AIM
Reproduce the material below line for line, leaving out any pictures.

LISTING
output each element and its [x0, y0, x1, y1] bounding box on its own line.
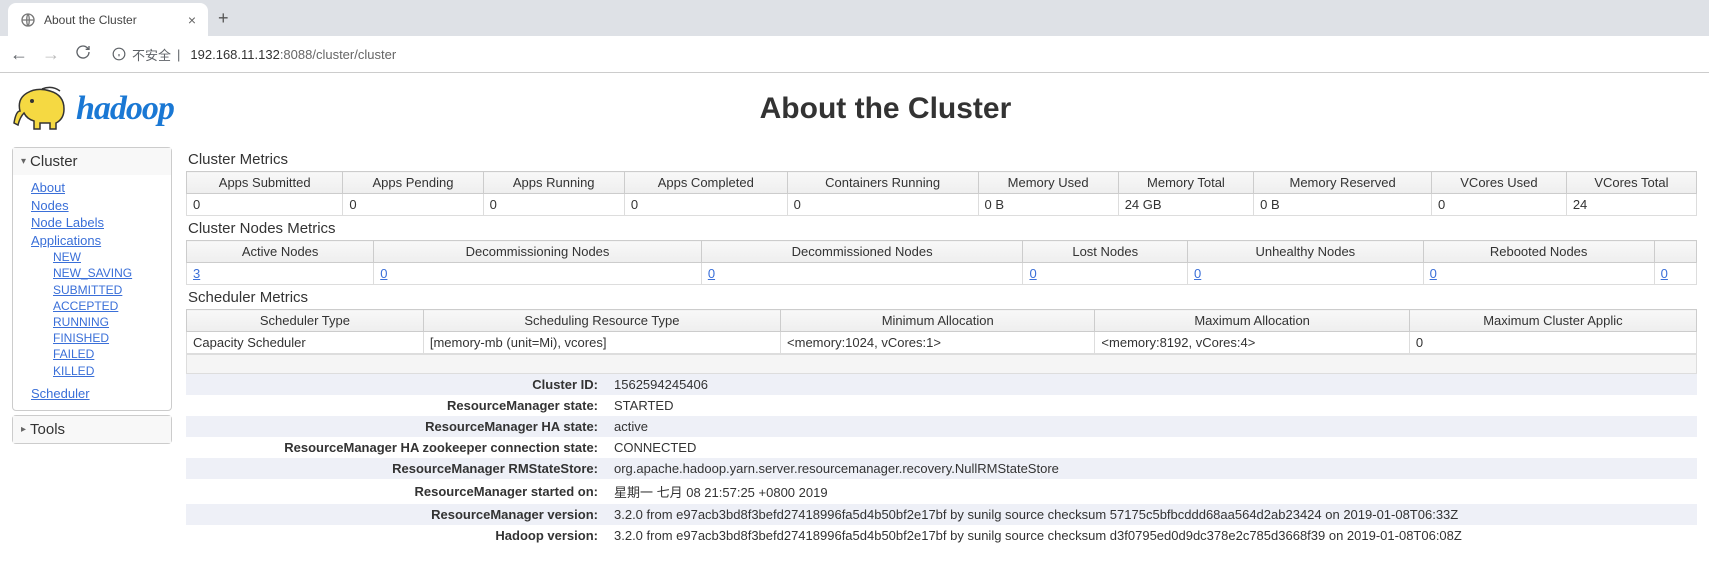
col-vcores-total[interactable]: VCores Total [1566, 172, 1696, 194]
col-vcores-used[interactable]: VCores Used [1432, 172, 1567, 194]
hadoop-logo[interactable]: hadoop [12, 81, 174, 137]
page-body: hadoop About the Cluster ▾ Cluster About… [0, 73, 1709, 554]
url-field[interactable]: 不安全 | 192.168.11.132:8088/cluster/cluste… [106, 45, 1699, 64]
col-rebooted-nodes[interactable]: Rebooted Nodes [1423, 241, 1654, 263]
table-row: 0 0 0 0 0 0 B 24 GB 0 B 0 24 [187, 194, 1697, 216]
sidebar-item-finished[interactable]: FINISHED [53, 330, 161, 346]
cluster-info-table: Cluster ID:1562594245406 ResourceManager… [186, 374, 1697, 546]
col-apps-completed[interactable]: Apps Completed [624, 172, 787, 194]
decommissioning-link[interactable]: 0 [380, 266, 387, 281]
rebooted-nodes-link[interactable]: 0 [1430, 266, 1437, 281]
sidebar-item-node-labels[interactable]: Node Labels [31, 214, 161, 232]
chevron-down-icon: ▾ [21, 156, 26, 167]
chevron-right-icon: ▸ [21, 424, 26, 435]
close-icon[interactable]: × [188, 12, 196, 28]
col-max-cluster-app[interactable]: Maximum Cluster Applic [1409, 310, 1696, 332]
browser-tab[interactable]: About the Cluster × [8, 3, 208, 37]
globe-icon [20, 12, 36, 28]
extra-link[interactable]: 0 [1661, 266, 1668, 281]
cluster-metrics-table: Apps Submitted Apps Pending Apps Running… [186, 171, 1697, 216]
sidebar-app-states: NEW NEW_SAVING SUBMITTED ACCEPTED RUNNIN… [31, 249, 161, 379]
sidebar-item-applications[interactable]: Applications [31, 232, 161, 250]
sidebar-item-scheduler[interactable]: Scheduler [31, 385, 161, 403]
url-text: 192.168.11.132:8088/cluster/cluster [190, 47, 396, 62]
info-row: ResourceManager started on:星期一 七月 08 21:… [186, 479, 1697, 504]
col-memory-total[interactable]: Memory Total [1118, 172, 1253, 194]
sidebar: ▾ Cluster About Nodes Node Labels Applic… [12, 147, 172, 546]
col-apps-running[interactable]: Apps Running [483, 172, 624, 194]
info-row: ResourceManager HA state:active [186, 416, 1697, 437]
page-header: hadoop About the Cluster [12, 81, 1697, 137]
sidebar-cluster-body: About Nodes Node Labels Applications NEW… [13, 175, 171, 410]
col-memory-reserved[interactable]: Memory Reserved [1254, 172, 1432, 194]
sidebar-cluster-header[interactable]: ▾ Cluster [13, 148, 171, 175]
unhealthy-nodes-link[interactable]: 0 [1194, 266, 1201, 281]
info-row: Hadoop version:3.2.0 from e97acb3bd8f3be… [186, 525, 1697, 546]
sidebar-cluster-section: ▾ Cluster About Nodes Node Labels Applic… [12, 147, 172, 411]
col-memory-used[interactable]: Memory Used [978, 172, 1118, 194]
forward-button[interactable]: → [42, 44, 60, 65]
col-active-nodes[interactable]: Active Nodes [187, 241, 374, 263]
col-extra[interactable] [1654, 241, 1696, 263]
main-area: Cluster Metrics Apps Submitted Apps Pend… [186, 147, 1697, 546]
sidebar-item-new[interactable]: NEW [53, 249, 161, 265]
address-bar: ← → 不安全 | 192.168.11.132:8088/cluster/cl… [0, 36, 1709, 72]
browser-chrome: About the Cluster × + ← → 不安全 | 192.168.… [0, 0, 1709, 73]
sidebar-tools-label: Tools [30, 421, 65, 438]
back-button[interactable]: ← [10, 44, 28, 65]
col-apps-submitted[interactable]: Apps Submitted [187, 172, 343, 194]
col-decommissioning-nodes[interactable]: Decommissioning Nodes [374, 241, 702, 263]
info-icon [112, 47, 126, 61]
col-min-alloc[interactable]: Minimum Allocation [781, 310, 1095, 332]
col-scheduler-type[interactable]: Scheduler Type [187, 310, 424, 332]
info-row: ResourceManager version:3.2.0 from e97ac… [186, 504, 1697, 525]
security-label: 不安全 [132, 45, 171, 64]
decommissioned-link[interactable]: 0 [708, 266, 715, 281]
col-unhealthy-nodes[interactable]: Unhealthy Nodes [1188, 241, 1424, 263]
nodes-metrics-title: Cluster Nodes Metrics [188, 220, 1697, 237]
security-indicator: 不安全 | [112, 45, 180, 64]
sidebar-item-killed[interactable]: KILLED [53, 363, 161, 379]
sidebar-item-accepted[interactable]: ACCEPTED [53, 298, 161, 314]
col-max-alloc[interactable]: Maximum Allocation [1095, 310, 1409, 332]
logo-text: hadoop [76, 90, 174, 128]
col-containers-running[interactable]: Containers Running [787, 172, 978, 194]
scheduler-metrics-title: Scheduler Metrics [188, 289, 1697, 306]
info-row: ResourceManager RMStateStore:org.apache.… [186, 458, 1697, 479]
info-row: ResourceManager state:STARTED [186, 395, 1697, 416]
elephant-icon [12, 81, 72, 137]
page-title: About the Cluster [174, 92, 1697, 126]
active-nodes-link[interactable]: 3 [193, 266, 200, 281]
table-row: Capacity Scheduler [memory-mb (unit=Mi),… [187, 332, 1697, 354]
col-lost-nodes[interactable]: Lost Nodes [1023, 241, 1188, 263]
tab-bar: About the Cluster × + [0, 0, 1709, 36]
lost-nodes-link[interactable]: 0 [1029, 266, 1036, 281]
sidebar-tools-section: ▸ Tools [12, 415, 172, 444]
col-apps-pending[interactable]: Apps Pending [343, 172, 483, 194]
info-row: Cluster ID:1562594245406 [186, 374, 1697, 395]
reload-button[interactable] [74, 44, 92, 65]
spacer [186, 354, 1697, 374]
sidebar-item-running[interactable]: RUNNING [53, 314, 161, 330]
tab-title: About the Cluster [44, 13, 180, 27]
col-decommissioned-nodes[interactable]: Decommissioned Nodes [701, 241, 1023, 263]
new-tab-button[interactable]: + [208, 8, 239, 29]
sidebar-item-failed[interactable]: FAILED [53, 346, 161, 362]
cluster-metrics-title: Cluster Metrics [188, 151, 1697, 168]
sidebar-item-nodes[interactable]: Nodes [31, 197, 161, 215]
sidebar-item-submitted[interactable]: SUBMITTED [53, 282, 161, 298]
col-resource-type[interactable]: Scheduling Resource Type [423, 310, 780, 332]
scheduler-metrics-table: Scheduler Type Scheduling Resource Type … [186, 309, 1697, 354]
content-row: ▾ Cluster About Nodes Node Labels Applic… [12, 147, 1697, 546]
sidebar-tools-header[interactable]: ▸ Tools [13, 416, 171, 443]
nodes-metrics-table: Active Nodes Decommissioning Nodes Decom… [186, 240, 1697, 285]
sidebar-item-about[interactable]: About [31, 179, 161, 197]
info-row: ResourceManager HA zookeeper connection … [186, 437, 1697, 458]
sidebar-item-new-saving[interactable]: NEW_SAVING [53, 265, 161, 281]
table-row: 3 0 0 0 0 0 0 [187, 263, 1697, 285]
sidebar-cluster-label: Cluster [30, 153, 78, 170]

COMPLETED EXERCISE
output each element and its [x0, y0, x1, y1] bounding box on its own line.
col-vcores-total[interactable]: VCores Total [1566, 172, 1696, 194]
col-vcores-used[interactable]: VCores Used [1432, 172, 1567, 194]
hadoop-logo[interactable]: hadoop [12, 81, 174, 137]
page-body: hadoop About the Cluster ▾ Cluster About… [0, 73, 1709, 554]
url-field[interactable]: 不安全 | 192.168.11.132:8088/cluster/cluste… [106, 45, 1699, 64]
col-rebooted-nodes[interactable]: Rebooted Nodes [1423, 241, 1654, 263]
table-row: 0 0 0 0 0 0 B 24 GB 0 B 0 24 [187, 194, 1697, 216]
sidebar-item-finished[interactable]: FINISHED [53, 330, 161, 346]
cluster-info-table: Cluster ID:1562594245406 ResourceManager… [186, 374, 1697, 546]
col-apps-completed[interactable]: Apps Completed [624, 172, 787, 194]
decommissioning-link[interactable]: 0 [380, 266, 387, 281]
rebooted-nodes-link[interactable]: 0 [1430, 266, 1437, 281]
sidebar-item-node-labels[interactable]: Node Labels [31, 214, 161, 232]
chevron-down-icon: ▾ [21, 156, 26, 167]
chevron-right-icon: ▸ [21, 424, 26, 435]
close-icon[interactable]: × [188, 12, 196, 28]
col-max-cluster-app[interactable]: Maximum Cluster Applic [1409, 310, 1696, 332]
browser-tab[interactable]: About the Cluster × [8, 3, 208, 37]
globe-icon [20, 12, 36, 28]
extra-link[interactable]: 0 [1661, 266, 1668, 281]
cluster-metrics-table: Apps Submitted Apps Pending Apps Running… [186, 171, 1697, 216]
sidebar-app-states: NEW NEW_SAVING SUBMITTED ACCEPTED RUNNIN… [31, 249, 161, 379]
sidebar-item-applications[interactable]: Applications [31, 232, 161, 250]
sidebar-item-scheduler[interactable]: Scheduler [31, 385, 161, 403]
url-text: 192.168.11.132:8088/cluster/cluster [190, 47, 396, 62]
info-row: ResourceManager started on:星期一 七月 08 21:… [186, 479, 1697, 504]
col-memory-total[interactable]: Memory Total [1118, 172, 1253, 194]
sidebar: ▾ Cluster About Nodes Node Labels Applic… [12, 147, 172, 546]
col-apps-running[interactable]: Apps Running [483, 172, 624, 194]
info-row: ResourceManager HA state:active [186, 416, 1697, 437]
page-header: hadoop About the Cluster [12, 81, 1697, 137]
sidebar-cluster-body: About Nodes Node Labels Applications NEW… [13, 175, 171, 410]
col-memory-reserved[interactable]: Memory Reserved [1254, 172, 1432, 194]
sidebar-cluster-header[interactable]: ▾ Cluster [13, 148, 171, 175]
unhealthy-nodes-link[interactable]: 0 [1194, 266, 1201, 281]
info-row: Hadoop version:3.2.0 from e97acb3bd8f3be… [186, 525, 1697, 546]
sidebar-cluster-section: ▾ Cluster About Nodes Node Labels Applic… [12, 147, 172, 411]
col-memory-used[interactable]: Memory Used [978, 172, 1118, 194]
forward-button[interactable]: → [42, 44, 60, 65]
col-active-nodes[interactable]: Active Nodes [187, 241, 374, 263]
col-extra[interactable] [1654, 241, 1696, 263]
main-area: Cluster Metrics Apps Submitted Apps Pend… [186, 147, 1697, 546]
sidebar-item-new[interactable]: NEW [53, 249, 161, 265]
address-bar: ← → 不安全 | 192.168.11.132:8088/cluster/cl… [0, 36, 1709, 72]
browser-chrome: About the Cluster × + ← → 不安全 | 192.168.… [0, 0, 1709, 73]
sidebar-tools-label: Tools [30, 421, 65, 438]
back-button[interactable]: ← [10, 44, 28, 65]
col-apps-submitted[interactable]: Apps Submitted [187, 172, 343, 194]
col-decommissioning-nodes[interactable]: Decommissioning Nodes [374, 241, 702, 263]
info-icon [112, 47, 126, 61]
col-min-alloc[interactable]: Minimum Allocation [781, 310, 1095, 332]
col-scheduler-type[interactable]: Scheduler Type [187, 310, 424, 332]
info-row: ResourceManager version:3.2.0 from e97ac… [186, 504, 1697, 525]
security-label: 不安全 [132, 45, 171, 64]
decommissioned-link[interactable]: 0 [708, 266, 715, 281]
col-unhealthy-nodes[interactable]: Unhealthy Nodes [1188, 241, 1424, 263]
nodes-metrics-title: Cluster Nodes Metrics [188, 220, 1697, 237]
security-indicator: 不安全 | [112, 45, 180, 64]
sidebar-item-killed[interactable]: KILLED [53, 363, 161, 379]
sidebar-item-accepted[interactable]: ACCEPTED [53, 298, 161, 314]
col-max-alloc[interactable]: Maximum Allocation [1095, 310, 1409, 332]
logo-text: hadoop [76, 90, 174, 128]
col-containers-running[interactable]: Containers Running [787, 172, 978, 194]
scheduler-metrics-title: Scheduler Metrics [188, 289, 1697, 306]
info-row: ResourceManager RMStateStore:org.apache.… [186, 458, 1697, 479]
info-row: ResourceManager state:STARTED [186, 395, 1697, 416]
elephant-icon [12, 81, 72, 137]
page-title: About the Cluster [174, 92, 1697, 126]
active-nodes-link[interactable]: 3 [193, 266, 200, 281]
table-row: Capacity Scheduler [memory-mb (unit=Mi),… [187, 332, 1697, 354]
col-lost-nodes[interactable]: Lost Nodes [1023, 241, 1188, 263]
tab-bar: About the Cluster × + [0, 0, 1709, 36]
lost-nodes-link[interactable]: 0 [1029, 266, 1036, 281]
sidebar-tools-section: ▸ Tools [12, 415, 172, 444]
col-apps-pending[interactable]: Apps Pending [343, 172, 483, 194]
info-row: Cluster ID:1562594245406 [186, 374, 1697, 395]
reload-button[interactable] [74, 44, 92, 65]
spacer [186, 354, 1697, 374]
sidebar-item-running[interactable]: RUNNING [53, 314, 161, 330]
tab-title: About the Cluster [44, 13, 180, 27]
col-decommissioned-nodes[interactable]: Decommissioned Nodes [701, 241, 1023, 263]
new-tab-button[interactable]: + [208, 8, 239, 29]
sidebar-item-failed[interactable]: FAILED [53, 346, 161, 362]
cluster-metrics-title: Cluster Metrics [188, 151, 1697, 168]
sidebar-item-nodes[interactable]: Nodes [31, 197, 161, 215]
sidebar-item-submitted[interactable]: SUBMITTED [53, 282, 161, 298]
col-resource-type[interactable]: Scheduling Resource Type [423, 310, 780, 332]
scheduler-metrics-table: Scheduler Type Scheduling Resource Type … [186, 309, 1697, 354]
content-row: ▾ Cluster About Nodes Node Labels Applic… [12, 147, 1697, 546]
sidebar-tools-header[interactable]: ▸ Tools [13, 416, 171, 443]
nodes-metrics-table: Active Nodes Decommissioning Nodes Decom… [186, 240, 1697, 285]
sidebar-item-about[interactable]: About [31, 179, 161, 197]
info-row: ResourceManager HA zookeeper connection … [186, 437, 1697, 458]
sidebar-item-new-saving[interactable]: NEW_SAVING [53, 265, 161, 281]
table-row: 3 0 0 0 0 0 0 [187, 263, 1697, 285]
sidebar-cluster-label: Cluster [30, 153, 78, 170]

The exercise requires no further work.